Give as a JSON list of strings, one per line and leaving out blank lines, the records from the line containing "Patent image size: (1279, 975)." up to and including the last line of the records.

+++++

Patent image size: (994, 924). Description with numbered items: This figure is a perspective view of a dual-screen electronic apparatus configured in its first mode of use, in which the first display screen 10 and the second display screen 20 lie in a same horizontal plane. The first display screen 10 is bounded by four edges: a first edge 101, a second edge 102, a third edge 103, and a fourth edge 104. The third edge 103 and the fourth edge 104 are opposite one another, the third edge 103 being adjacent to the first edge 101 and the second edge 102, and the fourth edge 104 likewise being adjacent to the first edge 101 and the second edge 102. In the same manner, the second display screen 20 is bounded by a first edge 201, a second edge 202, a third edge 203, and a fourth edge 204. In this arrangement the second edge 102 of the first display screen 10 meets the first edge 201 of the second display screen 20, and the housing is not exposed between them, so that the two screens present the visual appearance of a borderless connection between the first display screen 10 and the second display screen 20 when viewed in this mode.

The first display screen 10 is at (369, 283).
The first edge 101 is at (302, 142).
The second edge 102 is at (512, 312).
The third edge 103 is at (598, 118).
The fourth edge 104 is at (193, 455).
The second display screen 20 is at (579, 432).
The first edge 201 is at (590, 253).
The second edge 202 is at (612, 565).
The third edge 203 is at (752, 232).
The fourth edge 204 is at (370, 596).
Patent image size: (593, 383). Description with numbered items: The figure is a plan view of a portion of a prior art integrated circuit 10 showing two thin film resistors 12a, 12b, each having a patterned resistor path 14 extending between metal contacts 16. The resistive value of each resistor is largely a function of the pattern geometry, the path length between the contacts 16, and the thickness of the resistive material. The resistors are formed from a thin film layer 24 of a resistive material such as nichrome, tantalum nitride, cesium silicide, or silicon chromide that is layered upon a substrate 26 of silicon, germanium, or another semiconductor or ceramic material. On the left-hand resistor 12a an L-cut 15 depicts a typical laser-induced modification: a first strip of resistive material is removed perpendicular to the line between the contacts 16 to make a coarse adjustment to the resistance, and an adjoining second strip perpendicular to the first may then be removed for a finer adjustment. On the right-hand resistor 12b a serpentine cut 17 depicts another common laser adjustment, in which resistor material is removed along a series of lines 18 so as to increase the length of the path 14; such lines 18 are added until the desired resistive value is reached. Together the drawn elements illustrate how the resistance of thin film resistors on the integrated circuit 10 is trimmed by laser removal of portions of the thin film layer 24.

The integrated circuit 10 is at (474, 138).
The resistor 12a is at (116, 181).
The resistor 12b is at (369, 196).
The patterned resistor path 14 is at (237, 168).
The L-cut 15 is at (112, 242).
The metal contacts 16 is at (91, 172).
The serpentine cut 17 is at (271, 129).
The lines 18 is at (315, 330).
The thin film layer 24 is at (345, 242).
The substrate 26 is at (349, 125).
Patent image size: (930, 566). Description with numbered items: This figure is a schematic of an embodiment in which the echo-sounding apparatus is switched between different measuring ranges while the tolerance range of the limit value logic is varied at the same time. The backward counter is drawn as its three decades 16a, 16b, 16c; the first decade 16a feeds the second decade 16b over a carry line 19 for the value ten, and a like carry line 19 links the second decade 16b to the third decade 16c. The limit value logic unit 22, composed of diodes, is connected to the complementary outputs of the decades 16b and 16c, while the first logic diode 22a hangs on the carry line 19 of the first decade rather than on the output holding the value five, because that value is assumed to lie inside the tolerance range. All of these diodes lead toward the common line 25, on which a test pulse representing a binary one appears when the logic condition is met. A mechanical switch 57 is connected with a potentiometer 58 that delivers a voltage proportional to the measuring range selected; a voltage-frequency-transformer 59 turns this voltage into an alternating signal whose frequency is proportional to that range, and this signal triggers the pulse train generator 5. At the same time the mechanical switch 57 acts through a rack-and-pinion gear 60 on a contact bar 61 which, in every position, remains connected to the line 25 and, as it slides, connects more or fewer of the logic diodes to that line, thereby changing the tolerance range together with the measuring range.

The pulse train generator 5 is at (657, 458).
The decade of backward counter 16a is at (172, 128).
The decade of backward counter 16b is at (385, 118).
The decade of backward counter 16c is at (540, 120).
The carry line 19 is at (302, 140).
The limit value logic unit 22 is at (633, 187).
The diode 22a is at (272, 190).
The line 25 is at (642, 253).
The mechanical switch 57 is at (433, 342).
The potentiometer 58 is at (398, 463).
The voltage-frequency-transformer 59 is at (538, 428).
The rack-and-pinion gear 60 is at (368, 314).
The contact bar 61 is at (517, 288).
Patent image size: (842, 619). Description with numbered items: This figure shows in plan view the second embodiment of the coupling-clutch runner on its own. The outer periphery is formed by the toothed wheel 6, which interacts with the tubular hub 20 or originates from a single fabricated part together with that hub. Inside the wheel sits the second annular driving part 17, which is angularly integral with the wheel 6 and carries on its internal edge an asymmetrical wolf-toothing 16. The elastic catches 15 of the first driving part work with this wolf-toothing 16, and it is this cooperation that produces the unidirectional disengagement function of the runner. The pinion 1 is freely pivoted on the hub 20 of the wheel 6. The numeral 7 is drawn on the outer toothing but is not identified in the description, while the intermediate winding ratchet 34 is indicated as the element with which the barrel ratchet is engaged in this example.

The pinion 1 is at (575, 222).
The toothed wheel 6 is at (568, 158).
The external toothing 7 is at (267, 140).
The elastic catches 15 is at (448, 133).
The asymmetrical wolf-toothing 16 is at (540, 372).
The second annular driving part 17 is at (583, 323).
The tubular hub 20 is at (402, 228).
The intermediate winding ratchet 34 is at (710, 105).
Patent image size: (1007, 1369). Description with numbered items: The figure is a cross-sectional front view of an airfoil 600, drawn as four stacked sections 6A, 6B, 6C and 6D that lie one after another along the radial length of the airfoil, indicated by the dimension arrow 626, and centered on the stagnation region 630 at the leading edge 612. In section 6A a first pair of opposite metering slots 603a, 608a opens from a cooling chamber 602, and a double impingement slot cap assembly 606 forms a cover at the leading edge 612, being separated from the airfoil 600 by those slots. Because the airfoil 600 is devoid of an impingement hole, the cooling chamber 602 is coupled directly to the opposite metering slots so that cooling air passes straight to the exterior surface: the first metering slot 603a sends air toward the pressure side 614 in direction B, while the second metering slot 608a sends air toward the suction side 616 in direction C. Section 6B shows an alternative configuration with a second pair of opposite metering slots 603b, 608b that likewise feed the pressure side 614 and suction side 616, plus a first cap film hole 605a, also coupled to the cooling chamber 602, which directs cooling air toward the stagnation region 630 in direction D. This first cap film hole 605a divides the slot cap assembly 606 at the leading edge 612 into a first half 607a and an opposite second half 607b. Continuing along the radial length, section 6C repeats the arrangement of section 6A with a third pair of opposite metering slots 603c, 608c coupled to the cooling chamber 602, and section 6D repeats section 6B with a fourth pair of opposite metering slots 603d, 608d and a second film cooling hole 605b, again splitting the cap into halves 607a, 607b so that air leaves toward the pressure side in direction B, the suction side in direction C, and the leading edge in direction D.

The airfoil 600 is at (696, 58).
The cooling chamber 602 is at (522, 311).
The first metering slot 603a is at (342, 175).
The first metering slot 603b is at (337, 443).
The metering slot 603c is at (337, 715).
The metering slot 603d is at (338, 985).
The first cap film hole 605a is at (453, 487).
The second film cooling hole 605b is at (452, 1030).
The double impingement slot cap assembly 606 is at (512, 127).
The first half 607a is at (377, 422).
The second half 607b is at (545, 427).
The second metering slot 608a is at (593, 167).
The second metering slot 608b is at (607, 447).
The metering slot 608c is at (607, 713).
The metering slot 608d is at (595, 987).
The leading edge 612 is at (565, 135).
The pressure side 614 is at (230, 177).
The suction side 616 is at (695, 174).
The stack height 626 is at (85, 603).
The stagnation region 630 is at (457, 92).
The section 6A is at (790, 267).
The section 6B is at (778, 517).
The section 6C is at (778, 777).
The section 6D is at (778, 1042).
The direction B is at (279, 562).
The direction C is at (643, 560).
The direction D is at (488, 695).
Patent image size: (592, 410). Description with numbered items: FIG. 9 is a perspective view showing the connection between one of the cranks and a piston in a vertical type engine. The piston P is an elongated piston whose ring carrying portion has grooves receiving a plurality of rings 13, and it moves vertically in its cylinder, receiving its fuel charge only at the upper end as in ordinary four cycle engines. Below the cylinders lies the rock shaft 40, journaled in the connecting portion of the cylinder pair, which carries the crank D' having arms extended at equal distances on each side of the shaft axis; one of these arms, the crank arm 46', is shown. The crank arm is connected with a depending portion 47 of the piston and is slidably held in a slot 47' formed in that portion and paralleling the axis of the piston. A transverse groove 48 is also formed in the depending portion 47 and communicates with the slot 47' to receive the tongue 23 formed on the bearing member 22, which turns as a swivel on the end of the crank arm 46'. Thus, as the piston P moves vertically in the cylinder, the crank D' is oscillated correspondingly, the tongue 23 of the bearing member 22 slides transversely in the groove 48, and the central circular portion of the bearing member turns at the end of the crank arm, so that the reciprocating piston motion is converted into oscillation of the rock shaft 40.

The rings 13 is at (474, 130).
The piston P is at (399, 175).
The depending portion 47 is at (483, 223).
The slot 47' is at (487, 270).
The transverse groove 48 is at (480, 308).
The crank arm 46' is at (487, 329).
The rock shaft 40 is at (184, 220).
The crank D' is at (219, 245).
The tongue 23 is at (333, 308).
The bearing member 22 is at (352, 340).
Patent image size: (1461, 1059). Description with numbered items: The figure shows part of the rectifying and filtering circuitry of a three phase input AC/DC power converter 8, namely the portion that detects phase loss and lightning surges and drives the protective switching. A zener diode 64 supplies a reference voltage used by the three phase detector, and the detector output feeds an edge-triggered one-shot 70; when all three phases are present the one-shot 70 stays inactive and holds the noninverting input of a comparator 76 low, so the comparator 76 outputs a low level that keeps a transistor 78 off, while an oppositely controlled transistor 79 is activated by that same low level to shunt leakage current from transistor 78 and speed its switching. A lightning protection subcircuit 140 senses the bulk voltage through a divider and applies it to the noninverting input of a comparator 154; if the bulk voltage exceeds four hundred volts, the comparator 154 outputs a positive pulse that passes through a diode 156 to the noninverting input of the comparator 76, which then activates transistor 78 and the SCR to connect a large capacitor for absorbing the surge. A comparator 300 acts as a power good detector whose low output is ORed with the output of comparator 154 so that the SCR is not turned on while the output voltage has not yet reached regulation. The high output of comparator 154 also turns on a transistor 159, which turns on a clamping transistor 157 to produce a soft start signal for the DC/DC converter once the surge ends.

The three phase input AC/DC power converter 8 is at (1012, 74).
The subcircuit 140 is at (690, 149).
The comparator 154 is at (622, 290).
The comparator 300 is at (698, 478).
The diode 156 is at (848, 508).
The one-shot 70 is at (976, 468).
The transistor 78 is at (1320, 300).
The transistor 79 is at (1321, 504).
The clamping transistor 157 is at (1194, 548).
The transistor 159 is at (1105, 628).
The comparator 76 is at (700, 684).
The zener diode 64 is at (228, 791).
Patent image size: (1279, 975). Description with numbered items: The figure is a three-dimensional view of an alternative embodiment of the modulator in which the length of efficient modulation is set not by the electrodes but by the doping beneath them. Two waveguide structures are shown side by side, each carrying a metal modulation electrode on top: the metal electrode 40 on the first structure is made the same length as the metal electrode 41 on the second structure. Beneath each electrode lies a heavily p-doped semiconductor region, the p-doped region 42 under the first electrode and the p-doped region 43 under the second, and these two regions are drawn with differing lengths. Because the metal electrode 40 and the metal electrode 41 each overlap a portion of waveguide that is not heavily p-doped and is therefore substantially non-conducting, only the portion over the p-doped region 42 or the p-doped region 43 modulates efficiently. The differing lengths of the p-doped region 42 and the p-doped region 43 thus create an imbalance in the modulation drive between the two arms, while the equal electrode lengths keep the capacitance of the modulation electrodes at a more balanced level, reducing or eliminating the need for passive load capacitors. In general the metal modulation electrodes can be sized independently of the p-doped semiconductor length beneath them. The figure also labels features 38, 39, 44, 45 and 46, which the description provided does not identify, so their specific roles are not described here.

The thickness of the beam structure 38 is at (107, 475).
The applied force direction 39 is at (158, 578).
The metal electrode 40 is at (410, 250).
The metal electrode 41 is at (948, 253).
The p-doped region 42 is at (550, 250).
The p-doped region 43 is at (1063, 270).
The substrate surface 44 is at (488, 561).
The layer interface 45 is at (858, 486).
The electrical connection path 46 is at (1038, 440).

+++++

The output.
[
  "Patent image size: (1279, 975). Description with numbered items: The figure is a three-dimensional view of an alternative embodiment of the modulator in which the length of efficient modulation is set not by the electrodes but by the doping beneath them. Two waveguide structures are shown side by side, each carrying a metal modulation electrode on top: the metal electrode 40 on the first structure is made the same length as the metal electrode 41 on the second structure. Beneath each electrode lies a heavily p-doped semiconductor region, the p-doped region 42 under the first electrode and the p-doped region 43 under the second, and these two regions are drawn with differing lengths. Because the metal electrode 40 and the metal electrode 41 each overlap a portion of waveguide that is not heavily p-doped and is therefore substantially non-conducting, only the portion over the p-doped region 42 or the p-doped region 43 modulates efficiently. The differing lengths of the p-doped region 42 and the p-doped region 43 thus create an imbalance in the modulation drive between the two arms, while the equal electrode lengths keep the capacitance of the modulation electrodes at a more balanced level, reducing or eliminating the need for passive load capacitors. In general the metal modulation electrodes can be sized independently of the p-doped semiconductor length beneath them. The figure also labels features 38, 39, 44, 45 and 46, which the description provided does not identify, so their specific roles are not described here.",
  "The thickness of the beam structure 38 is at (107, 475).",
  "The applied force direction 39 is at (158, 578).",
  "The metal electrode 40 is at (410, 250).",
  "The metal electrode 41 is at (948, 253).",
  "The p-doped region 42 is at (550, 250).",
  "The p-doped region 43 is at (1063, 270).",
  "The substrate surface 44 is at (488, 561).",
  "The layer interface 45 is at (858, 486).",
  "The electrical connection path 46 is at (1038, 440)."
]